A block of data

□ □ □ □ □ □ □

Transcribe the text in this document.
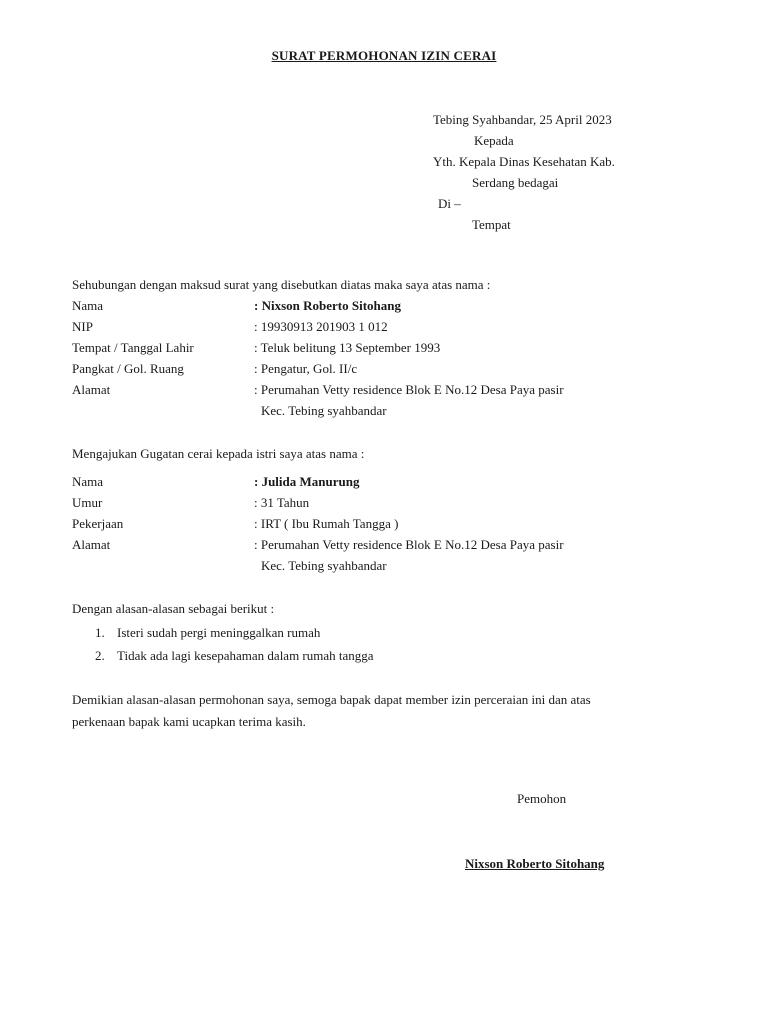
SURAT PERMOHONAN IZIN CERAI
Tebing Syahbandar, 25 April 2023
Kepada
Yth. Kepala Dinas Kesehatan Kab.
Serdang bedagai
Di –
Tempat
Sehubungan dengan maksud surat yang disebutkan diatas maka saya atas nama :
Nama	: Nixson Roberto Sitohang
NIP	: 19930913 201903 1 012
Tempat / Tanggal Lahir	: Teluk belitung 13 September 1993
Pangkat / Gol. Ruang	: Pengatur, Gol. II/c
Alamat	: Perumahan Vetty residence Blok E No.12 Desa Paya pasir
Kec. Tebing syahbandar
Mengajukan Gugatan cerai kepada istri saya atas nama :
Nama	: Julida Manurung
Umur	: 31 Tahun
Pekerjaan	: IRT ( Ibu Rumah Tangga )
Alamat	: Perumahan Vetty residence Blok E No.12 Desa Paya pasir
Kec. Tebing syahbandar
Dengan alasan-alasan sebagai berikut :
1. Isteri sudah pergi meninggalkan rumah
2. Tidak ada lagi kesepahaman dalam rumah tangga
Demikian alasan-alasan permohonan saya, semoga bapak dapat member izin perceraian ini dan atas
perkenaan bapak kami ucapkan terima kasih.
Pemohon
Nixson Roberto Sitohang
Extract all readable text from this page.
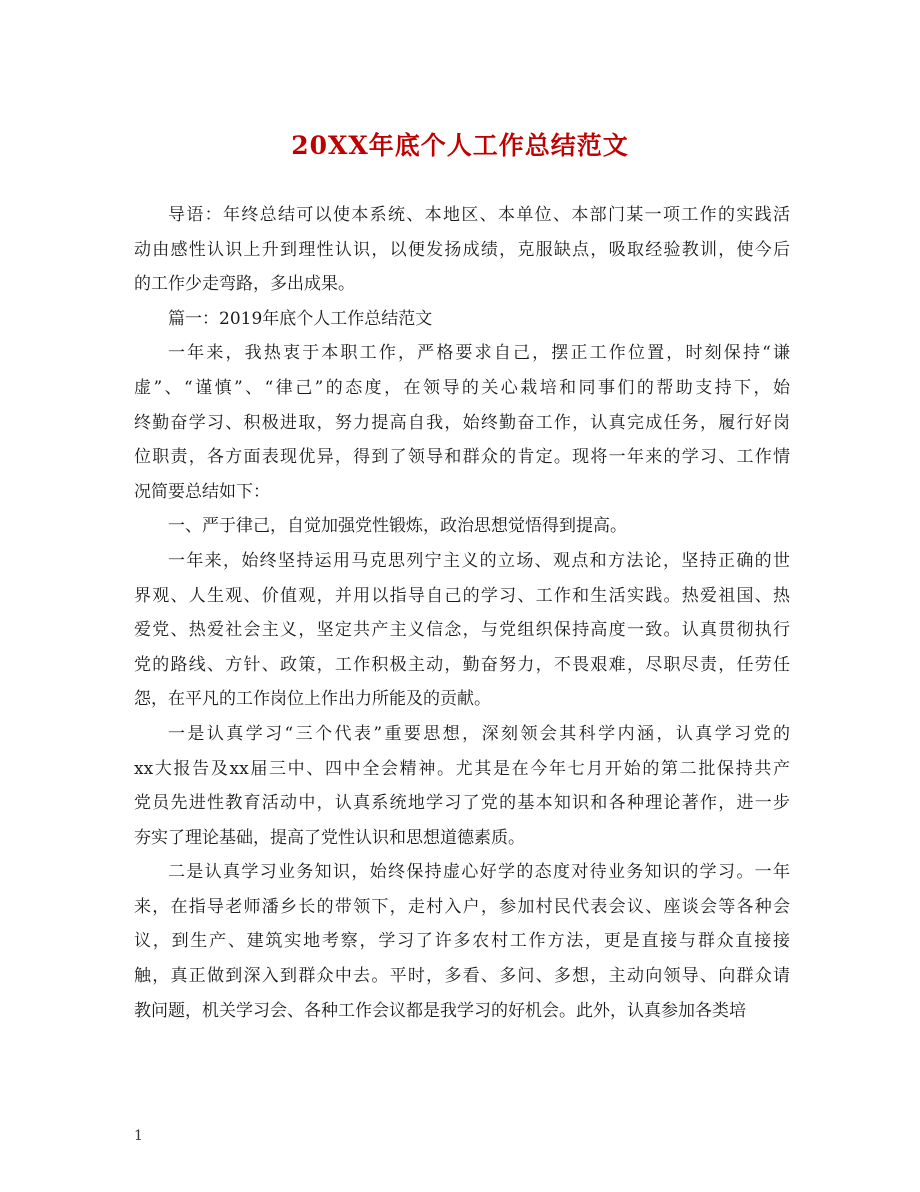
20XX年底个人工作总结范文
导语：年终总结可以使本系统、本地区、本单位、本部门某一项工作的实践活
动由感性认识上升到理性认识，以便发扬成绩，克服缺点，吸取经验教训，使今后
的工作少走弯路，多出成果。
篇一：2019年底个人工作总结范文
一年来，我热衷于本职工作，严格要求自己，摆正工作位置，时刻保持“谦
虚”、“谨慎”、“律己”的态度，在领导的关心栽培和同事们的帮助支持下，始
终勤奋学习、积极进取，努力提高自我，始终勤奋工作，认真完成任务，履行好岗
位职责，各方面表现优异，得到了领导和群众的肯定。现将一年来的学习、工作情
况简要总结如下：
一、严于律己，自觉加强党性锻炼，政治思想觉悟得到提高。
一年来，始终坚持运用马克思列宁主义的立场、观点和方法论，坚持正确的世
界观、人生观、价值观，并用以指导自己的学习、工作和生活实践。热爱祖国、热
爱党、热爱社会主义，坚定共产主义信念，与党组织保持高度一致。认真贯彻执行
党的路线、方针、政策，工作积极主动，勤奋努力，不畏艰难，尽职尽责，任劳任
怨，在平凡的工作岗位上作出力所能及的贡献。
一是认真学习“三个代表”重要思想，深刻领会其科学内涵，认真学习党的
xx大报告及xx届三中、四中全会精神。尤其是在今年七月开始的第二批保持共产
党员先进性教育活动中，认真系统地学习了党的基本知识和各种理论著作，进一步
夯实了理论基础，提高了党性认识和思想道德素质。
二是认真学习业务知识，始终保持虚心好学的态度对待业务知识的学习。一年
来，在指导老师潘乡长的带领下，走村入户，参加村民代表会议、座谈会等各种会
议，到生产、建筑实地考察，学习了许多农村工作方法，更是直接与群众直接接
触，真正做到深入到群众中去。平时，多看、多问、多想，主动向领导、向群众请
教问题，机关学习会、各种工作会议都是我学习的好机会。此外，认真参加各类培
1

□ □ □ □ □ □ □

> [Given problem]:
Make an exact copy of only those lines that run from the line with "Extract all readable text from this page." through the end of the records, excluding pictures.

> [Correct output]:
Extract all readable text from this page.
20XX年底个人工作总结范文
导语：年终总结可以使本系统、本地区、本单位、本部门某一项工作的实践活
动由感性认识上升到理性认识，以便发扬成绩，克服缺点，吸取经验教训，使今后
的工作少走弯路，多出成果。
篇一：2019年底个人工作总结范文
一年来，我热衷于本职工作，严格要求自己，摆正工作位置，时刻保持“谦
虚”、“谨慎”、“律己”的态度，在领导的关心栽培和同事们的帮助支持下，始
终勤奋学习、积极进取，努力提高自我，始终勤奋工作，认真完成任务，履行好岗
位职责，各方面表现优异，得到了领导和群众的肯定。现将一年来的学习、工作情
况简要总结如下：
一、严于律己，自觉加强党性锻炼，政治思想觉悟得到提高。
一年来，始终坚持运用马克思列宁主义的立场、观点和方法论，坚持正确的世
界观、人生观、价值观，并用以指导自己的学习、工作和生活实践。热爱祖国、热
爱党、热爱社会主义，坚定共产主义信念，与党组织保持高度一致。认真贯彻执行
党的路线、方针、政策，工作积极主动，勤奋努力，不畏艰难，尽职尽责，任劳任
怨，在平凡的工作岗位上作出力所能及的贡献。
一是认真学习“三个代表”重要思想，深刻领会其科学内涵，认真学习党的
xx大报告及xx届三中、四中全会精神。尤其是在今年七月开始的第二批保持共产
党员先进性教育活动中，认真系统地学习了党的基本知识和各种理论著作，进一步
夯实了理论基础，提高了党性认识和思想道德素质。
二是认真学习业务知识，始终保持虚心好学的态度对待业务知识的学习。一年
来，在指导老师潘乡长的带领下，走村入户，参加村民代表会议、座谈会等各种会
议，到生产、建筑实地考察，学习了许多农村工作方法，更是直接与群众直接接
触，真正做到深入到群众中去。平时，多看、多问、多想，主动向领导、向群众请
教问题，机关学习会、各种工作会议都是我学习的好机会。此外，认真参加各类培
1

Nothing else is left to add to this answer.